■ Work to be completed ■
In your copy, reproduce the entries exactly as they are, minus the images.

+++ Dataset content

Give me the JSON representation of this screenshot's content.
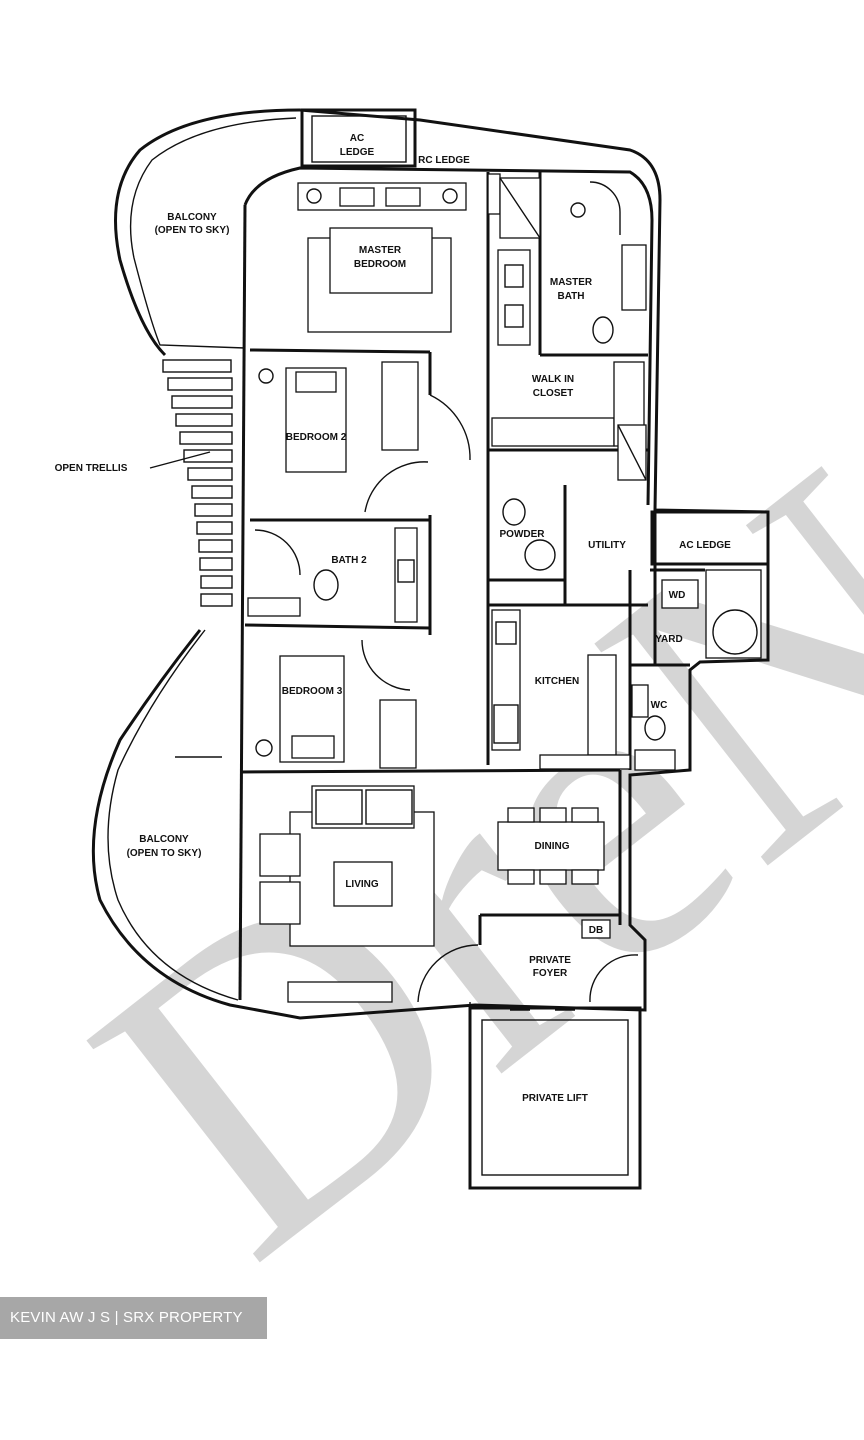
{
  "rooms": {
    "ac_ledge_top": [
      "AC",
      "LEDGE"
    ],
    "rc_ledge": "RC LEDGE",
    "balcony_top": [
      "BALCONY",
      "(OPEN TO SKY)"
    ],
    "master_bedroom": [
      "MASTER",
      "BEDROOM"
    ],
    "master_bath": [
      "MASTER",
      "BATH"
    ],
    "walk_in_closet": [
      "WALK IN",
      "CLOSET"
    ],
    "bedroom_2": "BEDROOM 2",
    "open_trellis": "OPEN TRELLIS",
    "powder": "POWDER",
    "utility": "UTILITY",
    "ac_ledge_right": "AC LEDGE",
    "bath_2": "BATH 2",
    "wd": "WD",
    "yard": "YARD",
    "kitchen": "KITCHEN",
    "wc": "WC",
    "bedroom_3": "BEDROOM 3",
    "balcony_bottom": [
      "BALCONY",
      "(OPEN TO SKY)"
    ],
    "dining": "DINING",
    "living": "LIVING",
    "db": "DB",
    "private_foyer": [
      "PRIVATE",
      "FOYER"
    ],
    "private_lift": "PRIVATE LIFT"
  },
  "watermark": "DreN",
  "credit": "KEVIN AW J S | SRX PROPERTY"
}
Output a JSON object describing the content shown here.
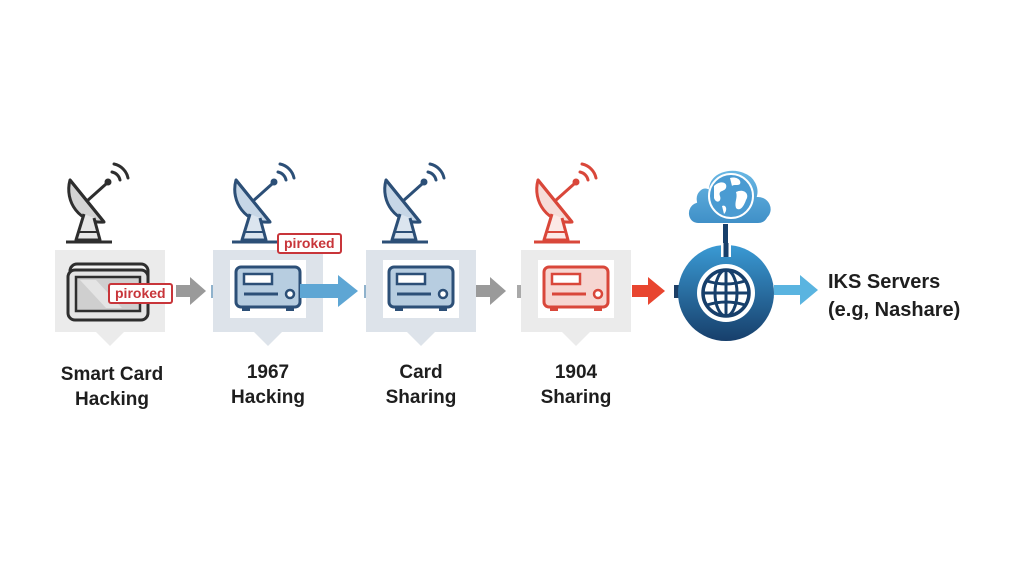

++++++

■ Exercise output ■
Give me the JSON representation of this screenshot's content.
{
  "rooms": {
    "ac_ledge_top": [
      "AC",
      "LEDGE"
    ],
    "rc_ledge": "RC LEDGE",
    "balcony_top": [
      "BALCONY",
      "(OPEN TO SKY)"
    ],
    "master_bedroom": [
      "MASTER",
      "BEDROOM"
    ],
    "master_bath": [
      "MASTER",
      "BATH"
    ],
    "walk_in_closet": [
      "WALK IN",
      "CLOSET"
    ],
    "bedroom_2": "BEDROOM 2",
    "open_trellis": "OPEN TRELLIS",
    "powder": "POWDER",
    "utility": "UTILITY",
    "ac_ledge_right": "AC LEDGE",
    "bath_2": "BATH 2",
    "wd": "WD",
    "yard": "YARD",
    "kitchen": "KITCHEN",
    "wc": "WC",
    "bedroom_3": "BEDROOM 3",
    "balcony_bottom": [
      "BALCONY",
      "(OPEN TO SKY)"
    ],
    "dining": "DINING",
    "living": "LIVING",
    "db": "DB",
    "private_foyer": [
      "PRIVATE",
      "FOYER"
    ],
    "private_lift": "PRIVATE LIFT"
  },
  "watermark": "DreN",
  "credit": "KEVIN AW J S | SRX PROPERTY"
}
Output a JSON object describing the content shown here.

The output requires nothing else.